(Records about charts and figures)
******************************
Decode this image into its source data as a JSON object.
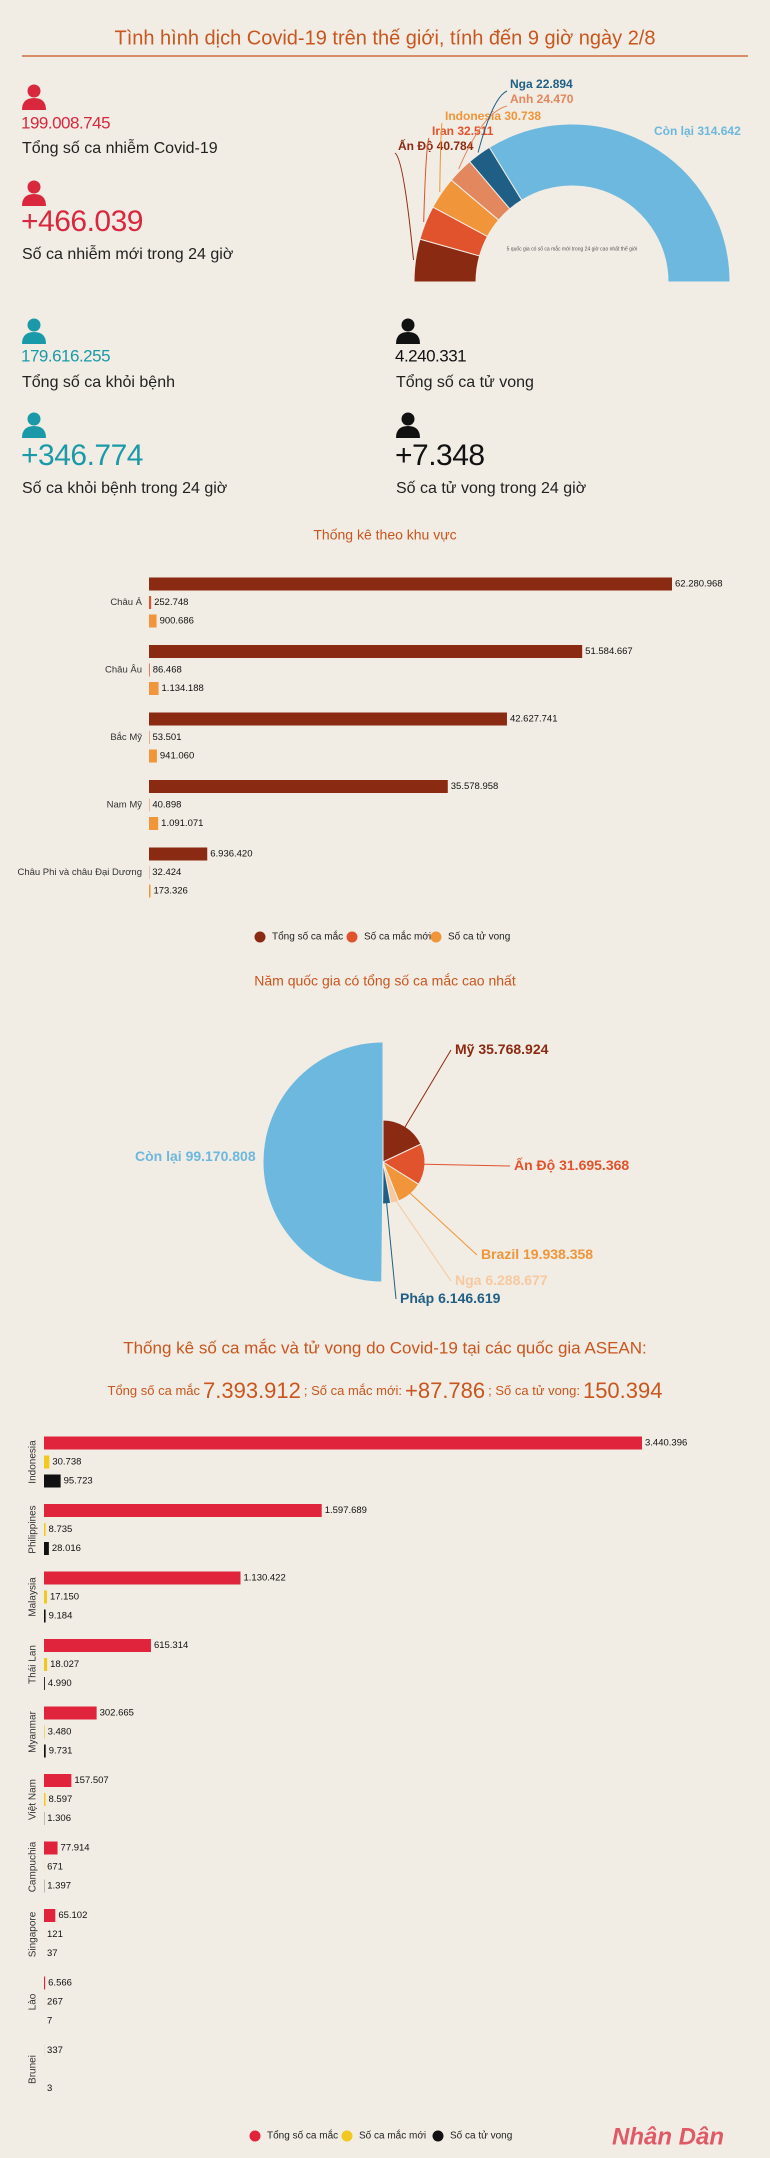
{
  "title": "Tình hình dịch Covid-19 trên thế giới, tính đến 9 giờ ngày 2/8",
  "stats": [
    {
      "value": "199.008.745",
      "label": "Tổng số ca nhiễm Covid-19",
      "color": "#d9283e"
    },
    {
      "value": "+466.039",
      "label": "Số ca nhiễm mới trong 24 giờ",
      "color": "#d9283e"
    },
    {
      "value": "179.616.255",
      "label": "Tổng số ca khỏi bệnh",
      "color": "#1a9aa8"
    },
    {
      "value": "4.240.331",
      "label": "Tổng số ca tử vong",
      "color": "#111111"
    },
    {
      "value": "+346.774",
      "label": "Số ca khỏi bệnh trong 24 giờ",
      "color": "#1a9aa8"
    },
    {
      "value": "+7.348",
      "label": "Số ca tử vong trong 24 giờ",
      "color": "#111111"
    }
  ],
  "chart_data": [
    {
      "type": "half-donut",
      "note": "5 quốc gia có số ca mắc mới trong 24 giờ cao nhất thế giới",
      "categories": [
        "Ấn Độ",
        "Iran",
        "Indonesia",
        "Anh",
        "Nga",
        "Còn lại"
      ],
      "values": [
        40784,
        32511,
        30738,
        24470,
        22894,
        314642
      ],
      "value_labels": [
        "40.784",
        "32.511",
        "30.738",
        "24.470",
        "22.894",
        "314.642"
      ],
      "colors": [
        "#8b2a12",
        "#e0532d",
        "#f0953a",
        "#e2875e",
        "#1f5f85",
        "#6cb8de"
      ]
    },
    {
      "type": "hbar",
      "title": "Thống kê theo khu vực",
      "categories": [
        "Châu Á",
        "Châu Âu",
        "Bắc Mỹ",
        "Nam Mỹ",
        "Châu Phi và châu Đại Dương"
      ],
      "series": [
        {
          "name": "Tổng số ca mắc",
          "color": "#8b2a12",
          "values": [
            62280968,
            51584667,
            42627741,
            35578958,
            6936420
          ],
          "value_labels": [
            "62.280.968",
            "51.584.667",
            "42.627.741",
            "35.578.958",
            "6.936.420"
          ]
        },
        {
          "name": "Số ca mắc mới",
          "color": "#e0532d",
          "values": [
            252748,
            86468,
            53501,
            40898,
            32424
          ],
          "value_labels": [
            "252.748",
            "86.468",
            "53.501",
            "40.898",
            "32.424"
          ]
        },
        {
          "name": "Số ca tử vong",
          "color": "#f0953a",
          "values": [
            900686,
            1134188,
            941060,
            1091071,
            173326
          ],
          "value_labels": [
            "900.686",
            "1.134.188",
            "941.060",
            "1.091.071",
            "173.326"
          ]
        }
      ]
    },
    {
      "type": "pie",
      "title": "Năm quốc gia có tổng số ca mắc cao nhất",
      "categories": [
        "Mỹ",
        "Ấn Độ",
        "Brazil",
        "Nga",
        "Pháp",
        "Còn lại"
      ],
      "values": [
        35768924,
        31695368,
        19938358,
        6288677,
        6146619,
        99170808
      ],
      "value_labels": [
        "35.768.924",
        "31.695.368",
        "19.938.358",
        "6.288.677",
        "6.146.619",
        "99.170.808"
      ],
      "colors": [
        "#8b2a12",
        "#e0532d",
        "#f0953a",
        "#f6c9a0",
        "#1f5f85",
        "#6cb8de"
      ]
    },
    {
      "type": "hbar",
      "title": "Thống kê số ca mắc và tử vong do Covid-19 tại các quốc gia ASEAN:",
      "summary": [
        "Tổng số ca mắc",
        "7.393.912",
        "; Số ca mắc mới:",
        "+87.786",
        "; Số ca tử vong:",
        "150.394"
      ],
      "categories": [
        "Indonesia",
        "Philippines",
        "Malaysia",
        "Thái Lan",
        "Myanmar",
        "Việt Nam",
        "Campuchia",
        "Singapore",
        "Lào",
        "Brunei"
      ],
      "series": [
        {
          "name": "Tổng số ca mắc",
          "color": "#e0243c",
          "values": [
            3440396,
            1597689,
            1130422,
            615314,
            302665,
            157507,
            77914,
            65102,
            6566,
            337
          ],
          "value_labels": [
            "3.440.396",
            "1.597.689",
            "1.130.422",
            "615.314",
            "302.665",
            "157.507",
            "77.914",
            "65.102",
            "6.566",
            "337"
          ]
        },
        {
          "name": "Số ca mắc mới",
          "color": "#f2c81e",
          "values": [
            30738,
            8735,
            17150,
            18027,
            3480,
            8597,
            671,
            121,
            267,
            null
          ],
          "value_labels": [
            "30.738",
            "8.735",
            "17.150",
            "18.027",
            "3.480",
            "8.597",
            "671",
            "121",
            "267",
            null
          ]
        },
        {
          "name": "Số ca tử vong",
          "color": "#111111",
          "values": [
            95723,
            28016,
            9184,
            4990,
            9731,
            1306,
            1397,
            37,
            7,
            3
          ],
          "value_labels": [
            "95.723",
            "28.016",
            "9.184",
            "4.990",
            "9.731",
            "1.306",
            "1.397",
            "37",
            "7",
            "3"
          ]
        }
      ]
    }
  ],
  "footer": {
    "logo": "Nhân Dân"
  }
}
******************************
## GOAL OF THE EXERCISE
Copy the records above exactly. The pictures are not part of the copy.

## COMPLETED TASK
Decode this image into its source data as a JSON object.
{
  "title": "Tình hình dịch Covid-19 trên thế giới, tính đến 9 giờ ngày 2/8",
  "stats": [
    {
      "value": "199.008.745",
      "label": "Tổng số ca nhiễm Covid-19",
      "color": "#d9283e"
    },
    {
      "value": "+466.039",
      "label": "Số ca nhiễm mới trong 24 giờ",
      "color": "#d9283e"
    },
    {
      "value": "179.616.255",
      "label": "Tổng số ca khỏi bệnh",
      "color": "#1a9aa8"
    },
    {
      "value": "4.240.331",
      "label": "Tổng số ca tử vong",
      "color": "#111111"
    },
    {
      "value": "+346.774",
      "label": "Số ca khỏi bệnh trong 24 giờ",
      "color": "#1a9aa8"
    },
    {
      "value": "+7.348",
      "label": "Số ca tử vong trong 24 giờ",
      "color": "#111111"
    }
  ],
  "chart_data": [
    {
      "type": "half-donut",
      "note": "5 quốc gia có số ca mắc mới trong 24 giờ cao nhất thế giới",
      "categories": [
        "Ấn Độ",
        "Iran",
        "Indonesia",
        "Anh",
        "Nga",
        "Còn lại"
      ],
      "values": [
        40784,
        32511,
        30738,
        24470,
        22894,
        314642
      ],
      "value_labels": [
        "40.784",
        "32.511",
        "30.738",
        "24.470",
        "22.894",
        "314.642"
      ],
      "colors": [
        "#8b2a12",
        "#e0532d",
        "#f0953a",
        "#e2875e",
        "#1f5f85",
        "#6cb8de"
      ]
    },
    {
      "type": "hbar",
      "title": "Thống kê theo khu vực",
      "categories": [
        "Châu Á",
        "Châu Âu",
        "Bắc Mỹ",
        "Nam Mỹ",
        "Châu Phi và châu Đại Dương"
      ],
      "series": [
        {
          "name": "Tổng số ca mắc",
          "color": "#8b2a12",
          "values": [
            62280968,
            51584667,
            42627741,
            35578958,
            6936420
          ],
          "value_labels": [
            "62.280.968",
            "51.584.667",
            "42.627.741",
            "35.578.958",
            "6.936.420"
          ]
        },
        {
          "name": "Số ca mắc mới",
          "color": "#e0532d",
          "values": [
            252748,
            86468,
            53501,
            40898,
            32424
          ],
          "value_labels": [
            "252.748",
            "86.468",
            "53.501",
            "40.898",
            "32.424"
          ]
        },
        {
          "name": "Số ca tử vong",
          "color": "#f0953a",
          "values": [
            900686,
            1134188,
            941060,
            1091071,
            173326
          ],
          "value_labels": [
            "900.686",
            "1.134.188",
            "941.060",
            "1.091.071",
            "173.326"
          ]
        }
      ]
    },
    {
      "type": "pie",
      "title": "Năm quốc gia có tổng số ca mắc cao nhất",
      "categories": [
        "Mỹ",
        "Ấn Độ",
        "Brazil",
        "Nga",
        "Pháp",
        "Còn lại"
      ],
      "values": [
        35768924,
        31695368,
        19938358,
        6288677,
        6146619,
        99170808
      ],
      "value_labels": [
        "35.768.924",
        "31.695.368",
        "19.938.358",
        "6.288.677",
        "6.146.619",
        "99.170.808"
      ],
      "colors": [
        "#8b2a12",
        "#e0532d",
        "#f0953a",
        "#f6c9a0",
        "#1f5f85",
        "#6cb8de"
      ]
    },
    {
      "type": "hbar",
      "title": "Thống kê số ca mắc và tử vong do Covid-19 tại các quốc gia ASEAN:",
      "summary": [
        "Tổng số ca mắc",
        "7.393.912",
        "; Số ca mắc mới:",
        "+87.786",
        "; Số ca tử vong:",
        "150.394"
      ],
      "categories": [
        "Indonesia",
        "Philippines",
        "Malaysia",
        "Thái Lan",
        "Myanmar",
        "Việt Nam",
        "Campuchia",
        "Singapore",
        "Lào",
        "Brunei"
      ],
      "series": [
        {
          "name": "Tổng số ca mắc",
          "color": "#e0243c",
          "values": [
            3440396,
            1597689,
            1130422,
            615314,
            302665,
            157507,
            77914,
            65102,
            6566,
            337
          ],
          "value_labels": [
            "3.440.396",
            "1.597.689",
            "1.130.422",
            "615.314",
            "302.665",
            "157.507",
            "77.914",
            "65.102",
            "6.566",
            "337"
          ]
        },
        {
          "name": "Số ca mắc mới",
          "color": "#f2c81e",
          "values": [
            30738,
            8735,
            17150,
            18027,
            3480,
            8597,
            671,
            121,
            267,
            null
          ],
          "value_labels": [
            "30.738",
            "8.735",
            "17.150",
            "18.027",
            "3.480",
            "8.597",
            "671",
            "121",
            "267",
            null
          ]
        },
        {
          "name": "Số ca tử vong",
          "color": "#111111",
          "values": [
            95723,
            28016,
            9184,
            4990,
            9731,
            1306,
            1397,
            37,
            7,
            3
          ],
          "value_labels": [
            "95.723",
            "28.016",
            "9.184",
            "4.990",
            "9.731",
            "1.306",
            "1.397",
            "37",
            "7",
            "3"
          ]
        }
      ]
    }
  ],
  "footer": {
    "logo": "Nhân Dân"
  }
}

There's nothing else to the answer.